◆ **What needs to be done**: Take every line from the material that has the word "field" in it.

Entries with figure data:
== == ==

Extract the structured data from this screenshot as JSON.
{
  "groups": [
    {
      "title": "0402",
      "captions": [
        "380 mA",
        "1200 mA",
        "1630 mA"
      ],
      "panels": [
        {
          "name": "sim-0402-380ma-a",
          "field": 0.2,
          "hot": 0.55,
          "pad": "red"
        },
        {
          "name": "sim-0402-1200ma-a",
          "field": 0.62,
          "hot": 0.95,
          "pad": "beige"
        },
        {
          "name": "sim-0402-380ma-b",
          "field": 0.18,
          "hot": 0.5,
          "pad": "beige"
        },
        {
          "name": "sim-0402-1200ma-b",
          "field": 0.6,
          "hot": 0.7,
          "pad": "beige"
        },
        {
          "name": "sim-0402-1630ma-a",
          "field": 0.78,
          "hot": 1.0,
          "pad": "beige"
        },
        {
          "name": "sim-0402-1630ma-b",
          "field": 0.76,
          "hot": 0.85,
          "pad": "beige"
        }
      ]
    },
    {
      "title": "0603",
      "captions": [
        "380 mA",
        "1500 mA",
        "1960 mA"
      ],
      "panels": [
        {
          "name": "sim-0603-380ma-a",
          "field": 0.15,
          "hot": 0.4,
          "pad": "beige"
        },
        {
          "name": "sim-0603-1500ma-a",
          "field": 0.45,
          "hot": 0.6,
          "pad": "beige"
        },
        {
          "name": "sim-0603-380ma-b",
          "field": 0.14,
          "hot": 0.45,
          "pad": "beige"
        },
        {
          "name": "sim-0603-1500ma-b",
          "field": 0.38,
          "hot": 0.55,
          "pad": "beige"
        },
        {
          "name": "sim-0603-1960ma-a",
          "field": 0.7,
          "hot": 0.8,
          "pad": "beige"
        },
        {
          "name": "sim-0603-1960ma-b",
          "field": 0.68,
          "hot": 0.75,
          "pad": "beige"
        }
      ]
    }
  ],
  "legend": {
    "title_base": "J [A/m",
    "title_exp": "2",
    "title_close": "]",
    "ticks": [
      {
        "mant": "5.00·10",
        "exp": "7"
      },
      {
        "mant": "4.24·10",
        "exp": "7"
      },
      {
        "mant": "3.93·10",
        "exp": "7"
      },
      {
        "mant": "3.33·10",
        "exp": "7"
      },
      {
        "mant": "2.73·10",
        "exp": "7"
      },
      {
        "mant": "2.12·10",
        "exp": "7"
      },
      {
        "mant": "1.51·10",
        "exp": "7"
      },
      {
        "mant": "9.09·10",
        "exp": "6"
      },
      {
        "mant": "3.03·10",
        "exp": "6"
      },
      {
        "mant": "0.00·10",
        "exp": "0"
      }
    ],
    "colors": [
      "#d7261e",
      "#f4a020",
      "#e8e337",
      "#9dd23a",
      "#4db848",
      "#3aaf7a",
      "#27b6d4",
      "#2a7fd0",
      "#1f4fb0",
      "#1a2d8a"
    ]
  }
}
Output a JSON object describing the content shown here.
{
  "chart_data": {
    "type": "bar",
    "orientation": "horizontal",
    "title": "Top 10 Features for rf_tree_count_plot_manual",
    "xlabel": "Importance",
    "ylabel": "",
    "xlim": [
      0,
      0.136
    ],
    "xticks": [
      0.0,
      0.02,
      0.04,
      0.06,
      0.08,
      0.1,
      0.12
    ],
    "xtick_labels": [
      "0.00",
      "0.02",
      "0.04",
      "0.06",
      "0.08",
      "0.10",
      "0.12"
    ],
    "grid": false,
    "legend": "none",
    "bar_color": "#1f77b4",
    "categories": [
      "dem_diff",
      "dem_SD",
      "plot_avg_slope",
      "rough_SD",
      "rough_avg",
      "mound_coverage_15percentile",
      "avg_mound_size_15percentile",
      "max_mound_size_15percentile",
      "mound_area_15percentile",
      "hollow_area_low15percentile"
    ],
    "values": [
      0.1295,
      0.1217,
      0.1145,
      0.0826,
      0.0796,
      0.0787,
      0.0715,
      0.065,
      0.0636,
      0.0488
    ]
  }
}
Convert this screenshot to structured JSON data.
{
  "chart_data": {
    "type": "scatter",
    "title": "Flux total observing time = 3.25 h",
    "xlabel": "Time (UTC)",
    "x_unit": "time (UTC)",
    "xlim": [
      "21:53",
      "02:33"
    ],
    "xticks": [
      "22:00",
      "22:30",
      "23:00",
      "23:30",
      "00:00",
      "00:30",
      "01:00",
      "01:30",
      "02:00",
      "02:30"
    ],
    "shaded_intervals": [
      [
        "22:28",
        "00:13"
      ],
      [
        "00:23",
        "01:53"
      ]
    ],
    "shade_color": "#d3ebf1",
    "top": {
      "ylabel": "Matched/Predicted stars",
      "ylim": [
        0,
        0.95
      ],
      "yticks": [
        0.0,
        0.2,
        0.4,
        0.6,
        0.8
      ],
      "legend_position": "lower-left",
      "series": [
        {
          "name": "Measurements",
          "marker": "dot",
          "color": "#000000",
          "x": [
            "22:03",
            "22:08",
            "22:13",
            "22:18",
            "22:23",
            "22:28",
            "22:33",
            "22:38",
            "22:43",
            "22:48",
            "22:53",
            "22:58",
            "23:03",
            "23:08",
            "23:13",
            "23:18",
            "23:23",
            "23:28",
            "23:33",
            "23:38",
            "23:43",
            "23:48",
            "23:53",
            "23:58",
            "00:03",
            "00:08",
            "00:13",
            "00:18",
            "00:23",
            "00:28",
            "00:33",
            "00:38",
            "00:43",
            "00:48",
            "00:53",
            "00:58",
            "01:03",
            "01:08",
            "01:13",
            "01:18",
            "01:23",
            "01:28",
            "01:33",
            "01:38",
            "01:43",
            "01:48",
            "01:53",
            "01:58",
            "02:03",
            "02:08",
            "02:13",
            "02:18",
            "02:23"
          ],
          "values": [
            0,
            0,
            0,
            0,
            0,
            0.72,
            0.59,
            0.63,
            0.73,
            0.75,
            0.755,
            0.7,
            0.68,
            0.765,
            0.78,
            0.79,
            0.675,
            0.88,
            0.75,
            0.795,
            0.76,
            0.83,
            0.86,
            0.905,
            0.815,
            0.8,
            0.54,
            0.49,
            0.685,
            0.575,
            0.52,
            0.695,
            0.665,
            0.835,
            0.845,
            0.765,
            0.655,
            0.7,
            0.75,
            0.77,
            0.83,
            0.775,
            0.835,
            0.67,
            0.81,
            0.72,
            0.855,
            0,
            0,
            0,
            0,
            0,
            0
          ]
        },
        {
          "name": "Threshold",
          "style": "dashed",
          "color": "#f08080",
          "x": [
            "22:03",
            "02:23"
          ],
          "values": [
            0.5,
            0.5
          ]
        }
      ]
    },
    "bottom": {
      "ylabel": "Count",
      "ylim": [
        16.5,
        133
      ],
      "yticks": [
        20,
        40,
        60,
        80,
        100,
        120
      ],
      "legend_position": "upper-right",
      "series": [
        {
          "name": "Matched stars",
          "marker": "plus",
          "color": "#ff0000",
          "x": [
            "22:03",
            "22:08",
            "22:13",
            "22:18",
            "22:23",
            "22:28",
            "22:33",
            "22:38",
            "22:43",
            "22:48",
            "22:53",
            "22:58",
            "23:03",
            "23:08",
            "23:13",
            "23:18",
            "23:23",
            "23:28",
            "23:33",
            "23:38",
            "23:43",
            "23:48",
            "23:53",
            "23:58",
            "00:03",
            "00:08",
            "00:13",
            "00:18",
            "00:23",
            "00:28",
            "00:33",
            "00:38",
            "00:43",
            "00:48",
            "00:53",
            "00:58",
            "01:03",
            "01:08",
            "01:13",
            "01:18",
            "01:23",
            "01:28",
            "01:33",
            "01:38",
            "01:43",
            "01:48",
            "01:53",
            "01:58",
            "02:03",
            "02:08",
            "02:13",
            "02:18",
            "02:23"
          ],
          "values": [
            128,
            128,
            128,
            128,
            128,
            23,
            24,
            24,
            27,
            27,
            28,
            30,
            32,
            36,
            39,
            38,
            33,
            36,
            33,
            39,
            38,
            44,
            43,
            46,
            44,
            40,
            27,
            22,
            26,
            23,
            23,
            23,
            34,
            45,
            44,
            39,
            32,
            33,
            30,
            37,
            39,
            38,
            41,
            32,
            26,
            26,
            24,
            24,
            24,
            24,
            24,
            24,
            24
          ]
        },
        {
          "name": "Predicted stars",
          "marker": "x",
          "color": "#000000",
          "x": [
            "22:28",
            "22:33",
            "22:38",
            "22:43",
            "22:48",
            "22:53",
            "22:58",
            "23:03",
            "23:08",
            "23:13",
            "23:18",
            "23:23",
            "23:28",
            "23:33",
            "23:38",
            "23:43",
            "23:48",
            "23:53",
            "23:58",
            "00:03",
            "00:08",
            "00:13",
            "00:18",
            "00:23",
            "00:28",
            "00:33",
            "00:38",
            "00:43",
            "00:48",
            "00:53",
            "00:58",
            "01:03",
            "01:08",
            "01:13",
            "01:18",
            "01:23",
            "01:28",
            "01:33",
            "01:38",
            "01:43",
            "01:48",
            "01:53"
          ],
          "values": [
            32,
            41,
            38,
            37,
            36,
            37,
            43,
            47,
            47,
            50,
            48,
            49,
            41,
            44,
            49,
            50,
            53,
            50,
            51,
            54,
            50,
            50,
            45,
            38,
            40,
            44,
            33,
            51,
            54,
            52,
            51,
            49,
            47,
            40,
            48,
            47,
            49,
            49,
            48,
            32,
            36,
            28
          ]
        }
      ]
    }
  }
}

== == ==

◆ **Answer for this exercise**:
          "field": 0.2,
          "field": 0.62,
          "field": 0.18,
          "field": 0.6,
          "field": 0.78,
          "field": 0.76,
          "field": 0.15,
          "field": 0.45,
          "field": 0.14,
          "field": 0.38,
          "field": 0.7,
          "field": 0.68,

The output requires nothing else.